**TASK TO CARRY OUT**
Images should be left out, and everything else in the listing reproduced exactly.
=== MATERIAL TO PROCESS ===
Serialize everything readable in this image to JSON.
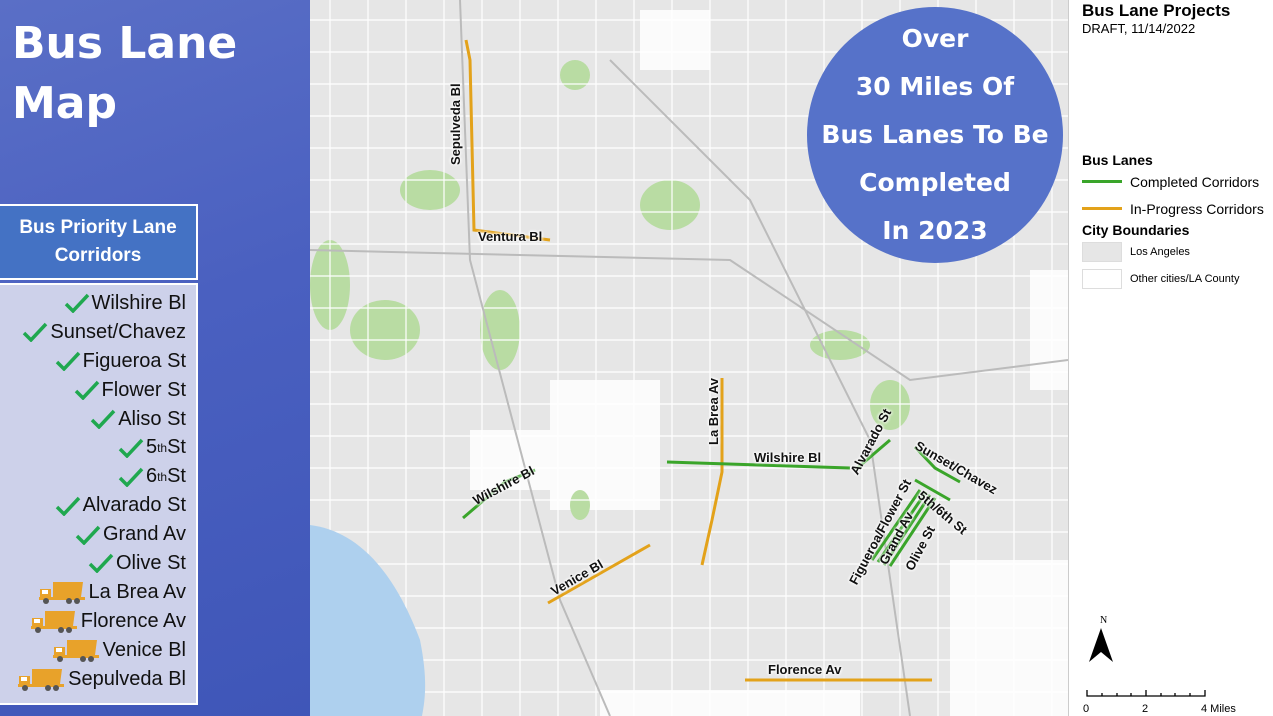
{
  "title": "Bus Lane Map",
  "corridors_heading": "Bus Priority Lane Corridors",
  "corridors": [
    {
      "name": "Wilshire Bl",
      "status": "completed",
      "icon": "check-icon"
    },
    {
      "name": "Sunset/Chavez",
      "status": "completed",
      "icon": "check-icon"
    },
    {
      "name": "Figueroa St",
      "status": "completed",
      "icon": "check-icon"
    },
    {
      "name": "Flower St",
      "status": "completed",
      "icon": "check-icon"
    },
    {
      "name": "Aliso St",
      "status": "completed",
      "icon": "check-icon"
    },
    {
      "name": "5",
      "sup": "th",
      "suffix": " St",
      "status": "completed",
      "icon": "check-icon"
    },
    {
      "name": "6",
      "sup": "th",
      "suffix": " St",
      "status": "completed",
      "icon": "check-icon"
    },
    {
      "name": "Alvarado St",
      "status": "completed",
      "icon": "check-icon"
    },
    {
      "name": "Grand Av",
      "status": "completed",
      "icon": "check-icon"
    },
    {
      "name": "Olive St",
      "status": "completed",
      "icon": "check-icon"
    },
    {
      "name": "La Brea Av",
      "status": "in-progress",
      "icon": "dump-truck-icon"
    },
    {
      "name": "Florence Av",
      "status": "in-progress",
      "icon": "dump-truck-icon"
    },
    {
      "name": "Venice Bl",
      "status": "in-progress",
      "icon": "dump-truck-icon"
    },
    {
      "name": "Sepulveda Bl",
      "status": "in-progress",
      "icon": "dump-truck-icon"
    }
  ],
  "callout": [
    "Over",
    "30 Miles Of",
    "Bus Lanes To Be",
    "Completed",
    "In 2023"
  ],
  "map_labels": {
    "sepulveda": "Sepulveda Bl",
    "ventura": "Ventura Bl",
    "la_brea": "La Brea Av",
    "wilshire": "Wilshire Bl",
    "wilshire_west": "Wilshire Bl",
    "alvarado": "Alvarado St",
    "sunset": "Sunset/Chavez",
    "fig_flower": "Figueroa/Flower St",
    "grand": "Grand Av",
    "olive": "Olive St",
    "fifth_sixth": "5th/6th St",
    "venice": "Venice Bl",
    "florence": "Florence Av"
  },
  "legend": {
    "title": "Bus Lane Projects",
    "draft": "DRAFT, 11/14/2022",
    "bus_lanes_heading": "Bus Lanes",
    "completed": "Completed Corridors",
    "in_progress": "In-Progress Corridors",
    "city_heading": "City Boundaries",
    "la": "Los Angeles",
    "other": "Other cities/LA County",
    "north": "N",
    "scale": [
      "0",
      "2",
      "4 Miles"
    ]
  },
  "colors": {
    "completed": "#3aa52a",
    "in_progress": "#e3a21a",
    "check": "#1fa84f",
    "truck": "#e8a22a",
    "panel": "#4a60c0",
    "callout": "#5672c9",
    "la_fill": "#e6e6e6"
  }
}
===
**OUTPUT BELOW**
Serialize everything readable in this image to JSON.
{
  "title": "Bus Lane Map",
  "corridors_heading": "Bus Priority Lane Corridors",
  "corridors": [
    {
      "name": "Wilshire Bl",
      "status": "completed",
      "icon": "check-icon"
    },
    {
      "name": "Sunset/Chavez",
      "status": "completed",
      "icon": "check-icon"
    },
    {
      "name": "Figueroa St",
      "status": "completed",
      "icon": "check-icon"
    },
    {
      "name": "Flower St",
      "status": "completed",
      "icon": "check-icon"
    },
    {
      "name": "Aliso St",
      "status": "completed",
      "icon": "check-icon"
    },
    {
      "name": "5",
      "sup": "th",
      "suffix": " St",
      "status": "completed",
      "icon": "check-icon"
    },
    {
      "name": "6",
      "sup": "th",
      "suffix": " St",
      "status": "completed",
      "icon": "check-icon"
    },
    {
      "name": "Alvarado St",
      "status": "completed",
      "icon": "check-icon"
    },
    {
      "name": "Grand Av",
      "status": "completed",
      "icon": "check-icon"
    },
    {
      "name": "Olive St",
      "status": "completed",
      "icon": "check-icon"
    },
    {
      "name": "La Brea Av",
      "status": "in-progress",
      "icon": "dump-truck-icon"
    },
    {
      "name": "Florence Av",
      "status": "in-progress",
      "icon": "dump-truck-icon"
    },
    {
      "name": "Venice Bl",
      "status": "in-progress",
      "icon": "dump-truck-icon"
    },
    {
      "name": "Sepulveda Bl",
      "status": "in-progress",
      "icon": "dump-truck-icon"
    }
  ],
  "callout": [
    "Over",
    "30 Miles Of",
    "Bus Lanes To Be",
    "Completed",
    "In 2023"
  ],
  "map_labels": {
    "sepulveda": "Sepulveda Bl",
    "ventura": "Ventura Bl",
    "la_brea": "La Brea Av",
    "wilshire": "Wilshire Bl",
    "wilshire_west": "Wilshire Bl",
    "alvarado": "Alvarado St",
    "sunset": "Sunset/Chavez",
    "fig_flower": "Figueroa/Flower St",
    "grand": "Grand Av",
    "olive": "Olive St",
    "fifth_sixth": "5th/6th St",
    "venice": "Venice Bl",
    "florence": "Florence Av"
  },
  "legend": {
    "title": "Bus Lane Projects",
    "draft": "DRAFT, 11/14/2022",
    "bus_lanes_heading": "Bus Lanes",
    "completed": "Completed Corridors",
    "in_progress": "In-Progress Corridors",
    "city_heading": "City Boundaries",
    "la": "Los Angeles",
    "other": "Other cities/LA County",
    "north": "N",
    "scale": [
      "0",
      "2",
      "4 Miles"
    ]
  },
  "colors": {
    "completed": "#3aa52a",
    "in_progress": "#e3a21a",
    "check": "#1fa84f",
    "truck": "#e8a22a",
    "panel": "#4a60c0",
    "callout": "#5672c9",
    "la_fill": "#e6e6e6"
  }
}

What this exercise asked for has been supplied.